**Extracted text**
-------------------------
Reevaluation of Photon Activation Yields of 11C, 13N, and 15O for the Estimation of Activity in Gas and Water Induced by the Operation of Electron Accelerators for Medical Use
Article information
Abstract
Background
Activation of air and water in the electron linear accelerator for medical use has not been considered severely. By the new Japanese regulation for protection of radiation hazard, it became indispensable to evaluate of activation of air and water in the accelerator room. The measurement of induced activity in air and water components in the electron energy region of 10 to 20 MeV is very difficult, because this energy region is close to the threshold energy region of photonuclear reactions. Then, we measured the photonuclear reaction yields of 13N, 15O, and 11C by using the electron linear accelerator. Obtained data were compared with the data calculated by the Monte Carlo method.
Materials and Methods
An activation experiment was performed at the Research Center for Electron Photon Science, Tohoku University. Highly purified SiO2, Si3N4, and carbon disks were irradiated for 10 minutes by bremsstrahlung converted by a tungsten plate. Induced activity from C, N, and O was obtained. Monte Carlo calculation was performed using MCNP5 and AERY (DCHAIN-SP) to simulate the experimental condition. Cross section data were adopted the KAERI dataset.
Results and Discussion
In our experiment in hospital, calculated values were not agreed with experimental values. It might be three possible reasons as the cause of this deference, such as irradiation energy, calculation procedure and cross section data. Obtained data of this work, calculated and experimental values were good agreement with each other within one order. In this work, we used KAERI dataset of photonuclear reaction instead of JENDL. Therefore, it was found that the photonuclear cross section data of light elements are most important for yield calculation in these reactions.
-------------------------
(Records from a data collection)
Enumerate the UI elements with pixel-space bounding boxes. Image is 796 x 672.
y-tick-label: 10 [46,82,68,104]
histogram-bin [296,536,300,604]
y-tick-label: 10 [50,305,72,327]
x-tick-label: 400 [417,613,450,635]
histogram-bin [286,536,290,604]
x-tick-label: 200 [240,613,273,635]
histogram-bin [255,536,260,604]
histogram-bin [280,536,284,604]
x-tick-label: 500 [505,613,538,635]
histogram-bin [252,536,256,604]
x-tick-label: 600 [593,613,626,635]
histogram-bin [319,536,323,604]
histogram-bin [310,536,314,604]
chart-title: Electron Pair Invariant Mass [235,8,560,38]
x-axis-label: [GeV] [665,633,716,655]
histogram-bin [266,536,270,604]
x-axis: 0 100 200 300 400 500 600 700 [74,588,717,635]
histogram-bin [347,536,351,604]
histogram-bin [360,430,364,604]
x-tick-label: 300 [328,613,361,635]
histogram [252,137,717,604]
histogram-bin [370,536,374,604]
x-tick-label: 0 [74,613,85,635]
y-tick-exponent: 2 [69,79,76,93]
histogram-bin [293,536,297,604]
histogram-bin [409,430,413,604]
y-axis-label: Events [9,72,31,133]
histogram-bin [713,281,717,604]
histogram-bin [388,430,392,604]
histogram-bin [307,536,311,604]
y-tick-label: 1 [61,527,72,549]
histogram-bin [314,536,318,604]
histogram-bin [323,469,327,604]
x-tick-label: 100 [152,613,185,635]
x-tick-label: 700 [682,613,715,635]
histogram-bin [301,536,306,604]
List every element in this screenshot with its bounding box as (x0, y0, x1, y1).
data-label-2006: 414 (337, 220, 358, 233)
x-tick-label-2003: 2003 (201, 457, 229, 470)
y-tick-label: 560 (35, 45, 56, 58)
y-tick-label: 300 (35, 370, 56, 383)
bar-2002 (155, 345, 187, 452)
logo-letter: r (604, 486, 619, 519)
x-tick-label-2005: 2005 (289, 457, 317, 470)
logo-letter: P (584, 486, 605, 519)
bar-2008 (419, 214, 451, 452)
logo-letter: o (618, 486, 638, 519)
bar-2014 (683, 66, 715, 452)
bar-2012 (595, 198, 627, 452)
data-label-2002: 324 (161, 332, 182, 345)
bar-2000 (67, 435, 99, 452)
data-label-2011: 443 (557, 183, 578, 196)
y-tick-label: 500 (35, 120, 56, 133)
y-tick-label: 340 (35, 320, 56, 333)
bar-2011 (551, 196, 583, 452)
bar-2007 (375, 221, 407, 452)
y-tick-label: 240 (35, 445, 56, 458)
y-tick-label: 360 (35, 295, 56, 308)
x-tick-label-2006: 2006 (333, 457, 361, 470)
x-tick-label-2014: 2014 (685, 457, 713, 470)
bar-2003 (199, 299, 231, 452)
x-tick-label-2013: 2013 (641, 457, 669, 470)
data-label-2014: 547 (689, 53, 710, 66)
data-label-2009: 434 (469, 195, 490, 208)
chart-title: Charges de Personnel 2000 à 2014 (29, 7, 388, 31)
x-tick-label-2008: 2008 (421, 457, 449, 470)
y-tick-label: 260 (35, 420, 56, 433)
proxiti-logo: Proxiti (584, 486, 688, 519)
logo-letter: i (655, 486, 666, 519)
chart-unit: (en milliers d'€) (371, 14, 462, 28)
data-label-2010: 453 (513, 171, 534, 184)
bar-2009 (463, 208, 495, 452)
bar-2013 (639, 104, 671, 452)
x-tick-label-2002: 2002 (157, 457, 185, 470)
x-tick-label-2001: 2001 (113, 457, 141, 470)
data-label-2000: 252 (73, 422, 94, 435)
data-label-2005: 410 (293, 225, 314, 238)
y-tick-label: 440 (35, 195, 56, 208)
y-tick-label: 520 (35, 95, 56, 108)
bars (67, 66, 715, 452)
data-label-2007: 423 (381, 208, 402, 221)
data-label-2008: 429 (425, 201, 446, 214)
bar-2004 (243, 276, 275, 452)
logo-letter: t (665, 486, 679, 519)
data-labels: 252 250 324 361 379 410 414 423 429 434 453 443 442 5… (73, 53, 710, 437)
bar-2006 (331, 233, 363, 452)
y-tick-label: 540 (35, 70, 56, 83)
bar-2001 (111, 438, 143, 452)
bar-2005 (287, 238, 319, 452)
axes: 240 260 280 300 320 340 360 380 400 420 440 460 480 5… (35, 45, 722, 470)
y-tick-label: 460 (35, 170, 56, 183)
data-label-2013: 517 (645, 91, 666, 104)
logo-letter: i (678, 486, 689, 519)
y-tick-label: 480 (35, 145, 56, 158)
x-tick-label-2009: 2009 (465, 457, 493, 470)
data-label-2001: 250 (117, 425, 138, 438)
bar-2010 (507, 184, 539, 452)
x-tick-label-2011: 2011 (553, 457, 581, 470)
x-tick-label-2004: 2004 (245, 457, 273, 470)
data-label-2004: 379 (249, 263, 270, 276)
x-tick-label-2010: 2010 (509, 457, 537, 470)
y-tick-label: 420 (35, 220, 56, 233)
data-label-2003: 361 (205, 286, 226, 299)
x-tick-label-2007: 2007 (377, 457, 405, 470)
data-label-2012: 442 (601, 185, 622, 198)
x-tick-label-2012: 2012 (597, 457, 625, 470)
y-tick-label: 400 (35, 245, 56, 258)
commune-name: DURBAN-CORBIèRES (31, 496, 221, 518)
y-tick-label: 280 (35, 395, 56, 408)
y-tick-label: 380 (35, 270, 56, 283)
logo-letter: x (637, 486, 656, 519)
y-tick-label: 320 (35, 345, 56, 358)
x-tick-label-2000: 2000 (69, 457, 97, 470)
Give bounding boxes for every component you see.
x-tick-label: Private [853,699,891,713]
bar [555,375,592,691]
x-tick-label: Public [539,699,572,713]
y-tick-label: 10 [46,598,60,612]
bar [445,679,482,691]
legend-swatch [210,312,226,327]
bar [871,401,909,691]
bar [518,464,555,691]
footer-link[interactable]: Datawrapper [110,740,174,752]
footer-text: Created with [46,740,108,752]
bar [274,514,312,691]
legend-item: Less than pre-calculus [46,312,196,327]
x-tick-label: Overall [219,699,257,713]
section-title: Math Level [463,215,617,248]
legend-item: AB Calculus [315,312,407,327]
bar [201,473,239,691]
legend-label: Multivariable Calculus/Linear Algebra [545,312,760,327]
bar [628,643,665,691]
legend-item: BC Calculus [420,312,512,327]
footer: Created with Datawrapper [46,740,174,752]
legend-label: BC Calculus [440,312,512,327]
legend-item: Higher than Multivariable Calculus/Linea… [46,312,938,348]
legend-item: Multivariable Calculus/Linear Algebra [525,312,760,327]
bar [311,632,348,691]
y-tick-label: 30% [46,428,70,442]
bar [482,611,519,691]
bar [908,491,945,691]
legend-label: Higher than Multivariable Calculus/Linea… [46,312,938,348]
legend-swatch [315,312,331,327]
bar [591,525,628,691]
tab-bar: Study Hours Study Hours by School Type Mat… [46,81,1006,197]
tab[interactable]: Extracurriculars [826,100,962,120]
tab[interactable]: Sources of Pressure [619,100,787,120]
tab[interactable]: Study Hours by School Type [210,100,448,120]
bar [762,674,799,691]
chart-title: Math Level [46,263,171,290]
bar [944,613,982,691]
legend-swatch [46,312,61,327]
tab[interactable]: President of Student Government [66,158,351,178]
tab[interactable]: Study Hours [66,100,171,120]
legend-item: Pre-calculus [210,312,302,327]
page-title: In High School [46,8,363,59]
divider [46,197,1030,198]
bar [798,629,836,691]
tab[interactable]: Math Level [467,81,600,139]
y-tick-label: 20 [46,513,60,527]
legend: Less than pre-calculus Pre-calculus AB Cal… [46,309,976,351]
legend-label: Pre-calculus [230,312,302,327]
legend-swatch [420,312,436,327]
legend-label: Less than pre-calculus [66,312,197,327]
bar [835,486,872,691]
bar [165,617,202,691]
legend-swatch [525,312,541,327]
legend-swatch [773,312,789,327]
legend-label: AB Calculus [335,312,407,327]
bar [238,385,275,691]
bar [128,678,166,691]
-------------------------
**Requirement**
Continue the abstract on photon activation yields of 11C, 13N, and 15O, starting after its last sentence.

**Reply**
Conclusion
Further improvement for calculation using a new dataset JENDL/PD-2015 and considering electron energy spreading will be needed.
Introduction
About 900 electron linear accelerators are currently installed in hospitals in Japan, and electron acceleration energies from 6 to 15 MeV are popularly used in cancer therapy. Bremsstrahlung irradiation produced by hitting the target with accelerated electrons is the primary form of irradiation used in cancer therapies. Recently, it has become necessary to evaluate the activation of air and water to confirm that the induced activity is lower than the limit set by Japanese regulations in the new radiation protection law of radiation safety. The activation of air was induced by bremsstrahlung irradiation emitted from the target. The major activity in air is 13N (T1/2=9.96 min) from the 14N(γ,n)13N reaction above electron energies of 10 MeV. If the bremsstrahlung irradiation hits the cooling water or water in a phantom, 15O (T1/2=122 sec) will be produced by the 16O(γ,n)15O reaction above electron energies of 15 MeV [1].1)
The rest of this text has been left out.